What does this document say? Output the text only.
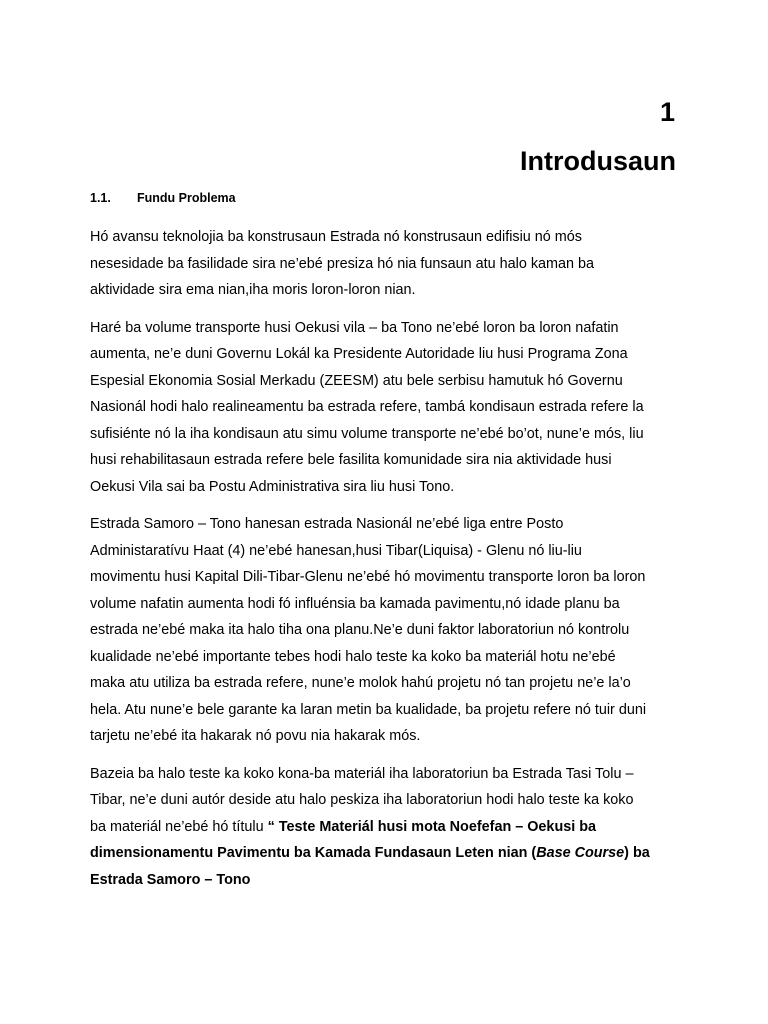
1
Introdusaun
1.1. Fundu Problema

Hó avansu teknolojia ba konstrusaun Estrada nó konstrusaun edifisiu nó mós
nesesidade ba fasilidade sira ne’ebé presiza hó nia funsaun atu halo kaman ba
aktividade sira ema nian,iha moris loron-loron nian.

Haré ba volume transporte husi Oekusi vila – ba Tono ne’ebé loron ba loron nafatin
aumenta, ne’e duni Governu Lokál ka Presidente Autoridade liu husi Programa Zona
Espesial Ekonomia Sosial Merkadu (ZEESM) atu bele serbisu hamutuk hó Governu
Nasionál hodi halo realineamentu ba estrada refere, tambá kondisaun estrada refere la
sufisiénte nó la iha kondisaun atu simu volume transporte ne’ebé bo’ot, nune’e mós, liu
husi rehabilitasaun estrada refere bele fasilita komunidade sira nia aktividade husi
Oekusi Vila sai ba Postu Administrativa sira liu husi Tono.

Estrada Samoro – Tono hanesan estrada Nasionál ne’ebé liga entre Posto
Administaratívu Haat (4) ne’ebé hanesan,husi Tibar(Liquisa) - Glenu nó liu-liu
movimentu husi Kapital Dili-Tibar-Glenu ne’ebé hó movimentu transporte loron ba loron
volume nafatin aumenta hodi fó influénsia ba kamada pavimentu,nó idade planu ba
estrada ne’ebé maka ita halo tiha ona planu.Ne’e duni faktor laboratoriun nó kontrolu
kualidade ne’ebé importante tebes hodi halo teste ka koko ba materiál hotu ne’ebé
maka atu utiliza ba estrada refere, nune’e molok hahú projetu nó tan projetu ne’e la’o
hela. Atu nune’e bele garante ka laran metin ba kualidade, ba projetu refere nó tuir duni
tarjetu ne’ebé ita hakarak nó povu nia hakarak mós.

Bazeia ba halo teste ka koko kona-ba materiál iha laboratoriun ba Estrada Tasi Tolu –
Tibar, ne’e duni autór deside atu halo peskiza iha laboratoriun hodi halo teste ka koko
ba materiál ne’ebé hó títulu “ Teste Materiál husi mota Noefefan – Oekusi ba
dimensionamentu Pavimentu ba Kamada Fundasaun Leten nian (Base Course) ba
Estrada Samoro – Tono
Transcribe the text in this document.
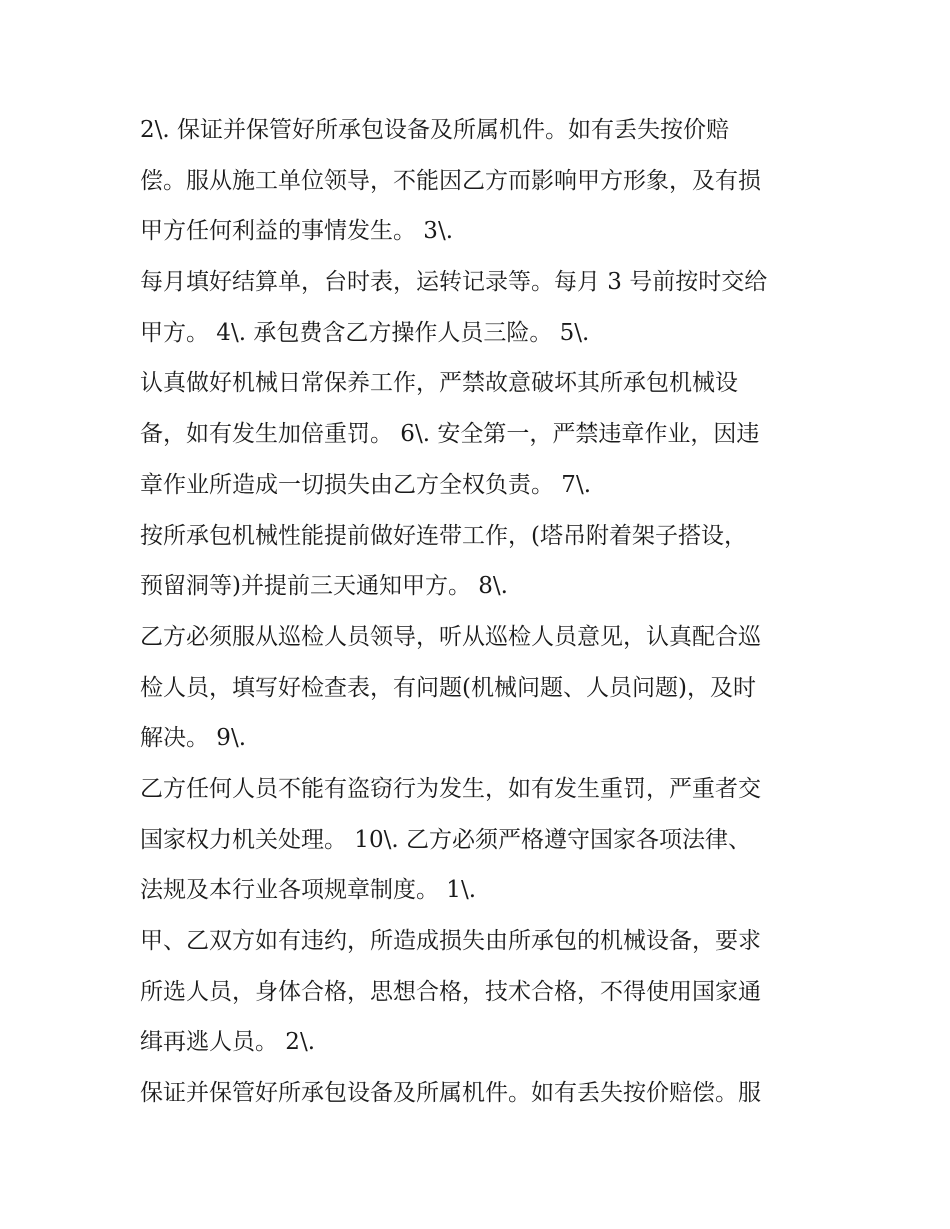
2\. 保证并保管好所承包设备及所属机件。如有丢失按价赔
偿。服从施工单位领导，不能因乙方而影响甲方形象，及有损
甲方任何利益的事情发生。 3\.
每月填好结算单，台时表，运转记录等。每月 3 号前按时交给
甲方。 4\. 承包费含乙方操作人员三险。 5\.
认真做好机械日常保养工作，严禁故意破坏其所承包机械设
备，如有发生加倍重罚。 6\. 安全第一，严禁违章作业，因违
章作业所造成一切损失由乙方全权负责。 7\.
按所承包机械性能提前做好连带工作，(塔吊附着架子搭设，
预留洞等)并提前三天通知甲方。 8\.
乙方必须服从巡检人员领导，听从巡检人员意见，认真配合巡
检人员，填写好检查表，有问题(机械问题、人员问题)，及时
解决。 9\.
乙方任何人员不能有盗窃行为发生，如有发生重罚，严重者交
国家权力机关处理。 10\. 乙方必须严格遵守国家各项法律、
法规及本行业各项规章制度。 1\.
甲、乙双方如有违约，所造成损失由所承包的机械设备，要求
所选人员，身体合格，思想合格，技术合格，不得使用国家通
缉再逃人员。 2\.
保证并保管好所承包设备及所属机件。如有丢失按价赔偿。服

● **DIRECTIVE**
Return the entries unchanged, save for the pictures, which do not belong in the copy.

● **EXERCISE RESPONSE**
What does this document say? Output the text only.
1
Introdusaun
1.1. Fundu Problema

Hó avansu teknolojia ba konstrusaun Estrada nó konstrusaun edifisiu nó mós
nesesidade ba fasilidade sira ne’ebé presiza hó nia funsaun atu halo kaman ba
aktividade sira ema nian,iha moris loron-loron nian.

Haré ba volume transporte husi Oekusi vila – ba Tono ne’ebé loron ba loron nafatin
aumenta, ne’e duni Governu Lokál ka Presidente Autoridade liu husi Programa Zona
Espesial Ekonomia Sosial Merkadu (ZEESM) atu bele serbisu hamutuk hó Governu
Nasionál hodi halo realineamentu ba estrada refere, tambá kondisaun estrada refere la
sufisiénte nó la iha kondisaun atu simu volume transporte ne’ebé bo’ot, nune’e mós, liu
husi rehabilitasaun estrada refere bele fasilita komunidade sira nia aktividade husi
Oekusi Vila sai ba Postu Administrativa sira liu husi Tono.

Estrada Samoro – Tono hanesan estrada Nasionál ne’ebé liga entre Posto
Administaratívu Haat (4) ne’ebé hanesan,husi Tibar(Liquisa) - Glenu nó liu-liu
movimentu husi Kapital Dili-Tibar-Glenu ne’ebé hó movimentu transporte loron ba loron
volume nafatin aumenta hodi fó influénsia ba kamada pavimentu,nó idade planu ba
estrada ne’ebé maka ita halo tiha ona planu.Ne’e duni faktor laboratoriun nó kontrolu
kualidade ne’ebé importante tebes hodi halo teste ka koko ba materiál hotu ne’ebé
maka atu utiliza ba estrada refere, nune’e molok hahú projetu nó tan projetu ne’e la’o
hela. Atu nune’e bele garante ka laran metin ba kualidade, ba projetu refere nó tuir duni
tarjetu ne’ebé ita hakarak nó povu nia hakarak mós.

Bazeia ba halo teste ka koko kona-ba materiál iha laboratoriun ba Estrada Tasi Tolu –
Tibar, ne’e duni autór deside atu halo peskiza iha laboratoriun hodi halo teste ka koko
ba materiál ne’ebé hó títulu “ Teste Materiál husi mota Noefefan – Oekusi ba
dimensionamentu Pavimentu ba Kamada Fundasaun Leten nian (Base Course) ba
Estrada Samoro – Tono
Transcribe the text in this document.
2\. 保证并保管好所承包设备及所属机件。如有丢失按价赔
偿。服从施工单位领导，不能因乙方而影响甲方形象，及有损
甲方任何利益的事情发生。 3\.
每月填好结算单，台时表，运转记录等。每月 3 号前按时交给
甲方。 4\. 承包费含乙方操作人员三险。 5\.
认真做好机械日常保养工作，严禁故意破坏其所承包机械设
备，如有发生加倍重罚。 6\. 安全第一，严禁违章作业，因违
章作业所造成一切损失由乙方全权负责。 7\.
按所承包机械性能提前做好连带工作，(塔吊附着架子搭设，
预留洞等)并提前三天通知甲方。 8\.
乙方必须服从巡检人员领导，听从巡检人员意见，认真配合巡
检人员，填写好检查表，有问题(机械问题、人员问题)，及时
解决。 9\.
乙方任何人员不能有盗窃行为发生，如有发生重罚，严重者交
国家权力机关处理。 10\. 乙方必须严格遵守国家各项法律、
法规及本行业各项规章制度。 1\.
甲、乙双方如有违约，所造成损失由所承包的机械设备，要求
所选人员，身体合格，思想合格，技术合格，不得使用国家通
缉再逃人员。 2\.
保证并保管好所承包设备及所属机件。如有丢失按价赔偿。服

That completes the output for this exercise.